◆ **SUPPLIED RECORDS**:
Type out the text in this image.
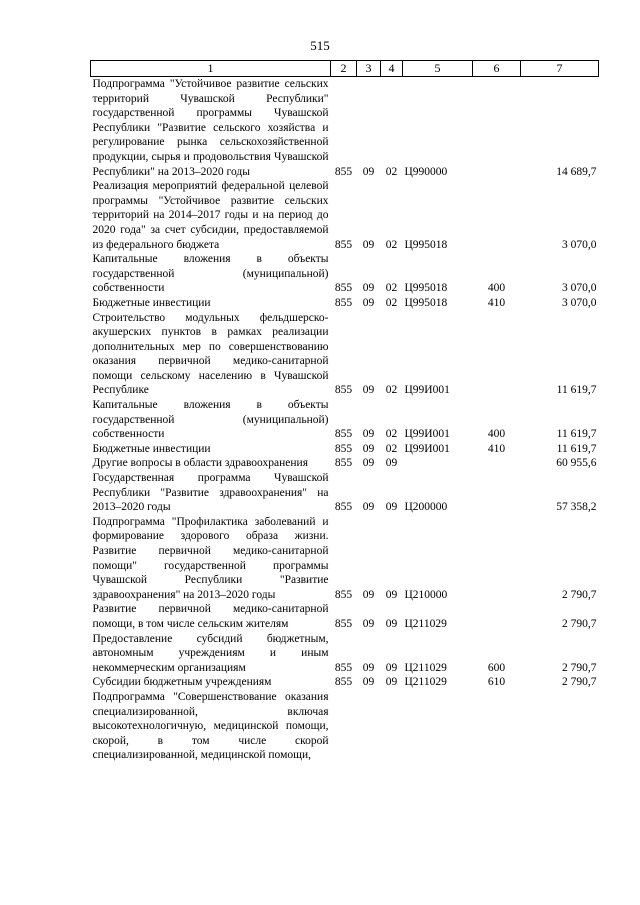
515
1	2	3	4	5	6	7
Подпрограмма "Устойчивое развитие сельских территорий Чувашской Республики" государственной программы Чувашской Республики "Развитие сельского хозяйства и регулирование рынка сельскохозяйственной продукции, сырья и продовольствия Чувашской Республики" на 2013–2020 годы	855	09	02	Ц990000		14 689,7
Реализация мероприятий федеральной целевой программы "Устойчивое развитие сельских территорий на 2014–2017 годы и на период до 2020 года" за счет субсидии, предоставляемой из федерального бюджета	855	09	02	Ц995018		3 070,0
Капитальные вложения в объекты государственной (муниципальной) собственности	855	09	02	Ц995018	400	3 070,0
Бюджетные инвестиции	855	09	02	Ц995018	410	3 070,0
Строительство модульных фельдшерско-акушерских пунктов в рамках реализации дополнительных мер по совершенствованию оказания первичной медико-санитарной помощи сельскому населению в Чувашской Республике	855	09	02	Ц99И001		11 619,7
Капитальные вложения в объекты государственной (муниципальной) собственности	855	09	02	Ц99И001	400	11 619,7
Бюджетные инвестиции	855	09	02	Ц99И001	410	11 619,7
Другие вопросы в области здравоохранения	855	09	09			60 955,6
Государственная программа Чувашской Республики "Развитие здравоохранения" на 2013–2020 годы	855	09	09	Ц200000		57 358,2
Подпрограмма "Профилактика заболеваний и формирование здорового образа жизни. Развитие первичной медико-санитарной помощи" государственной программы Чувашской Республики "Развитие здравоохранения" на 2013–2020 годы	855	09	09	Ц210000		2 790,7
Развитие первичной медико-санитарной помощи, в том числе сельским жителям	855	09	09	Ц211029		2 790,7
Предоставление субсидий бюджетным, автономным учреждениям и иным некоммерческим организациям	855	09	09	Ц211029	600	2 790,7
Субсидии бюджетным учреждениям	855	09	09	Ц211029	610	2 790,7
Подпрограмма "Совершенствование оказания специализированной, включая высокотехнологичную, медицинской помощи, скорой, в том числе скорой специализированной, медицинской помощи,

◆ **WRITTEN INSTRUCTION**:
Every line holding "учреждениям" should be copied out.

◆ **RESULT FOR THIS EXERCISE**:
Предоставление субсидий бюджетным, автономным учреждениям и иным некоммерческим организациям	855	09	09	Ц211029	600	2 790,7
Субсидии бюджетным учреждениям	855	09	09	Ц211029	610	2 790,7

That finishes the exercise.